(Records contained in a dataset)
..........
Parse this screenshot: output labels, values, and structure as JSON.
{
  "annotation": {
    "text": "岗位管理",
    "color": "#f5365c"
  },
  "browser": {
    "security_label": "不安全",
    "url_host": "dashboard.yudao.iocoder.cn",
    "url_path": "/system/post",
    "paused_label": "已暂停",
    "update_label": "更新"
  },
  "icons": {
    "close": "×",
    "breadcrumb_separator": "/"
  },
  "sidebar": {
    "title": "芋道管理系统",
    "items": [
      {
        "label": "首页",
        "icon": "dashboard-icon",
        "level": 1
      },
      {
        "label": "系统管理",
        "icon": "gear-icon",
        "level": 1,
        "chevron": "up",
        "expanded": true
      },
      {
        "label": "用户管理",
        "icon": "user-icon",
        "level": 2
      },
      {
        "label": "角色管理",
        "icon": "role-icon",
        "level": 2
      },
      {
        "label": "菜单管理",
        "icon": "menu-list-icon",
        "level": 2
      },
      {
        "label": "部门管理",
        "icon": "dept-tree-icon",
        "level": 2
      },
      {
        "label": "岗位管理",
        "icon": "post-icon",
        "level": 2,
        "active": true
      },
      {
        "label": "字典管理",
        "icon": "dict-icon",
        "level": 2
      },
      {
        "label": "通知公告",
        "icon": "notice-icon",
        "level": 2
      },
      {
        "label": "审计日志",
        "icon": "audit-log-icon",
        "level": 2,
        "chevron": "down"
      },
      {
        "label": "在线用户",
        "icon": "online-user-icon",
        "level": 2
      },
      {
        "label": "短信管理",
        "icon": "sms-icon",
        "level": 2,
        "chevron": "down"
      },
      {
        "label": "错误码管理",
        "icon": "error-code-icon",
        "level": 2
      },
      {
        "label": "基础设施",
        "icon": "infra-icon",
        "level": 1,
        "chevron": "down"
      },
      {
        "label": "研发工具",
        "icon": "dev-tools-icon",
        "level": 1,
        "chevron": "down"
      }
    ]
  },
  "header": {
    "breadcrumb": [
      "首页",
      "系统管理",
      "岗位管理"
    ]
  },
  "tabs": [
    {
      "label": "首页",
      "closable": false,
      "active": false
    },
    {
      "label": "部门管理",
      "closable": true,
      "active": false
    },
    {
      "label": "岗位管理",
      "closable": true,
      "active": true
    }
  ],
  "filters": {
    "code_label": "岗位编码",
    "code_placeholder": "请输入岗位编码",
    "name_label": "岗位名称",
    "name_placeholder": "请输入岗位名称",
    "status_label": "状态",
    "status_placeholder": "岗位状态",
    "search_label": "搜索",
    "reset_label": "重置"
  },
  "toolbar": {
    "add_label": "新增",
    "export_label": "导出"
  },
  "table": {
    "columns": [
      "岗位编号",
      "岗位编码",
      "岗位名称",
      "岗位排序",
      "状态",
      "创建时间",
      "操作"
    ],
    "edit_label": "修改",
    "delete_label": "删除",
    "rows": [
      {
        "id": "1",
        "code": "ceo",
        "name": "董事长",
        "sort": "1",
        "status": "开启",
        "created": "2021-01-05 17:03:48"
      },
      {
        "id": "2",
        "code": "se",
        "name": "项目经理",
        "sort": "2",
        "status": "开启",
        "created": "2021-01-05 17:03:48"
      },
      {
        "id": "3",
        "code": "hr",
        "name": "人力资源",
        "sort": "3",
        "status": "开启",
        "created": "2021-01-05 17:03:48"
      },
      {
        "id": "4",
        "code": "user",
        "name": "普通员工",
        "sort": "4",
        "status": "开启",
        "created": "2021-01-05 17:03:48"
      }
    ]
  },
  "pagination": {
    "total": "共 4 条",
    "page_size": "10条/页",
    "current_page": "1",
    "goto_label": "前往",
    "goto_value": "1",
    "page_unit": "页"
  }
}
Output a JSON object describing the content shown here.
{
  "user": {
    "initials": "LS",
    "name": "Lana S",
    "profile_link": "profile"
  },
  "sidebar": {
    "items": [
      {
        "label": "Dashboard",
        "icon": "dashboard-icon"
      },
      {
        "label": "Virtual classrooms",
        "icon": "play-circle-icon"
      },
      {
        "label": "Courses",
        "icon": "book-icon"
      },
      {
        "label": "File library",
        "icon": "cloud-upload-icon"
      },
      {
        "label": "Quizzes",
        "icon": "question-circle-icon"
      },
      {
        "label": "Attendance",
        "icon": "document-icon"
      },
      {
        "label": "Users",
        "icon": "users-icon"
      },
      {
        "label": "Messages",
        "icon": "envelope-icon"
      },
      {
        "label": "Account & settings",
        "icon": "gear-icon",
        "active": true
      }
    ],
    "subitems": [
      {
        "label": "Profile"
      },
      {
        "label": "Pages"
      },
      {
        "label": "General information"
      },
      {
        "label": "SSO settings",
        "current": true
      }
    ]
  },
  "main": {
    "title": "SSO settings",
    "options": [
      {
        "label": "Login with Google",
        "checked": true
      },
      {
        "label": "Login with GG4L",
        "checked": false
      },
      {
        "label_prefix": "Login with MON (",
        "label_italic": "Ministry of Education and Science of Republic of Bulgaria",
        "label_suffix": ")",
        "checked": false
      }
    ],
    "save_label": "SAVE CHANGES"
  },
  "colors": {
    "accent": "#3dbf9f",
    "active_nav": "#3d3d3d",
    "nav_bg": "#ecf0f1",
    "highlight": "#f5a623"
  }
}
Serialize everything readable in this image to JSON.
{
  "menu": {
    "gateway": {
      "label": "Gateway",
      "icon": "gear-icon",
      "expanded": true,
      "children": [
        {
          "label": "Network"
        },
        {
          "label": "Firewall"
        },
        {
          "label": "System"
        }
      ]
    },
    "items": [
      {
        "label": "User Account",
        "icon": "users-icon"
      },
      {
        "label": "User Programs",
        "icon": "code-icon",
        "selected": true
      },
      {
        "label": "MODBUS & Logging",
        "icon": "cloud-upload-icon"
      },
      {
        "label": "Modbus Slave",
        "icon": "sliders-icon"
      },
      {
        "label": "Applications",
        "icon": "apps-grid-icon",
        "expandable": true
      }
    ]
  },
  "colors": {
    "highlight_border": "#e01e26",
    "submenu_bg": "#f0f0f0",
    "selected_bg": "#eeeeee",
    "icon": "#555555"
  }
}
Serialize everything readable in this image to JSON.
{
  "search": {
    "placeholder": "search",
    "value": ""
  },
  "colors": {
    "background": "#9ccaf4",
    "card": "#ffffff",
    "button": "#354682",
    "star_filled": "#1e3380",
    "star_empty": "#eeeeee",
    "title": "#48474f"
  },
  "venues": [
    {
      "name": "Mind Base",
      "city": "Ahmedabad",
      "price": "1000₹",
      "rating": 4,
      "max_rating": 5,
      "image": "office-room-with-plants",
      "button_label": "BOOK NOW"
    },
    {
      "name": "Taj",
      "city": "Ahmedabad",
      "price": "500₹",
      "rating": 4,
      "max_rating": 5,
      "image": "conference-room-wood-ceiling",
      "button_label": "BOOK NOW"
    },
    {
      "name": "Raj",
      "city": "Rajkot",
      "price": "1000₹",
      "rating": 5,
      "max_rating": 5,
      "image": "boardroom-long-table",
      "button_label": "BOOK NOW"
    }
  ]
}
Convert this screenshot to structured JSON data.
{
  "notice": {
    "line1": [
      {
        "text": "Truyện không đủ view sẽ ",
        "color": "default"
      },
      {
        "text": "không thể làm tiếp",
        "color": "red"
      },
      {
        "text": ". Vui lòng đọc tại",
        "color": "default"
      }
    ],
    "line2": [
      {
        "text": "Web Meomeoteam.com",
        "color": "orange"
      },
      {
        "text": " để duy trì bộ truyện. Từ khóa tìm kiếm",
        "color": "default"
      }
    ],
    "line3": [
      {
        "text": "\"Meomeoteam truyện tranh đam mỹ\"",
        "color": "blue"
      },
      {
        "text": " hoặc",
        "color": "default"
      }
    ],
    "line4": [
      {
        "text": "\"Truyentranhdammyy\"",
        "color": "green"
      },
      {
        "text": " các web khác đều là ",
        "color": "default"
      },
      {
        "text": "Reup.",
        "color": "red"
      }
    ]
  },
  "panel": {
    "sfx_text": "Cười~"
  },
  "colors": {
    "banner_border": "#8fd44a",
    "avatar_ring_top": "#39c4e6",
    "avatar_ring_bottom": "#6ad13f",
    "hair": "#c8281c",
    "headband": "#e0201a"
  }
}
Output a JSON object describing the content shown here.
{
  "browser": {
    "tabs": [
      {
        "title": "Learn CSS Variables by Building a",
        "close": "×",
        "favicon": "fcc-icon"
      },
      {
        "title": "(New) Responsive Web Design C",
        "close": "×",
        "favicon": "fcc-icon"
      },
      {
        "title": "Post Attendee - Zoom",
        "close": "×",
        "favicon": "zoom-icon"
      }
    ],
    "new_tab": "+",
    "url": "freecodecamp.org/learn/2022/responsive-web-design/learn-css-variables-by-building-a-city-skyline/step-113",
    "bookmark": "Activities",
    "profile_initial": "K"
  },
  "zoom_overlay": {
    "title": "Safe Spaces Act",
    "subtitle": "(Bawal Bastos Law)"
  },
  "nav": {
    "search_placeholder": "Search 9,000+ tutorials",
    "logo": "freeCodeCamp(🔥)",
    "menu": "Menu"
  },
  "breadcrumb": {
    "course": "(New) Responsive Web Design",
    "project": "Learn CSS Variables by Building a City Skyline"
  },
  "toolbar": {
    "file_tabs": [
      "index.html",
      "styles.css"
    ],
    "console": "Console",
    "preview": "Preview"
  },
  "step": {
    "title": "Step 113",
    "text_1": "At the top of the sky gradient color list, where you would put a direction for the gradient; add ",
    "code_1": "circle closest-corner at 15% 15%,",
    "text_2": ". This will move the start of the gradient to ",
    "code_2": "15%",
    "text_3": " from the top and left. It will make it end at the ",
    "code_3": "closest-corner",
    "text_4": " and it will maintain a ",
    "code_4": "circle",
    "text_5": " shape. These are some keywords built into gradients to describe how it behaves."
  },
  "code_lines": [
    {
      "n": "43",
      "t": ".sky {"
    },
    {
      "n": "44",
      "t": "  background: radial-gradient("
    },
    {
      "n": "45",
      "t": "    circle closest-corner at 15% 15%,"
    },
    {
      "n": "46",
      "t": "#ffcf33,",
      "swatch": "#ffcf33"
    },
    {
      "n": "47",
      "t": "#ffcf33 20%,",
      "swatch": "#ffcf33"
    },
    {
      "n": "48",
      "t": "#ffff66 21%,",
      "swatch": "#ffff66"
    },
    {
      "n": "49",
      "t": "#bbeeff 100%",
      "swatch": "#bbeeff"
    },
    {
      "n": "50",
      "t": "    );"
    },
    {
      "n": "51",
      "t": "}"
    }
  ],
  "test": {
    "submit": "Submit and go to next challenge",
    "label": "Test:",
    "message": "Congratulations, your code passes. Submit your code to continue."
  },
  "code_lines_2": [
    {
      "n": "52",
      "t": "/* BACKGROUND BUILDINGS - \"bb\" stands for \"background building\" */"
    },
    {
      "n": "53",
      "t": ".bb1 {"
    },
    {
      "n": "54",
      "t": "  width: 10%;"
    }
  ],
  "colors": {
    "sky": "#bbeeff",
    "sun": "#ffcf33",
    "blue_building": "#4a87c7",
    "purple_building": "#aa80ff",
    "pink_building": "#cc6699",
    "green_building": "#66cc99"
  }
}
..........
**WHAT IS BEING ASKED**:
Collect each line containing the string "corner".

**EXERCISE RESULT**:
    "code_1": "circle closest-corner at 15% 15%,",
    "code_3": "closest-corner",
      "t": "    circle closest-corner at 15% 15%,"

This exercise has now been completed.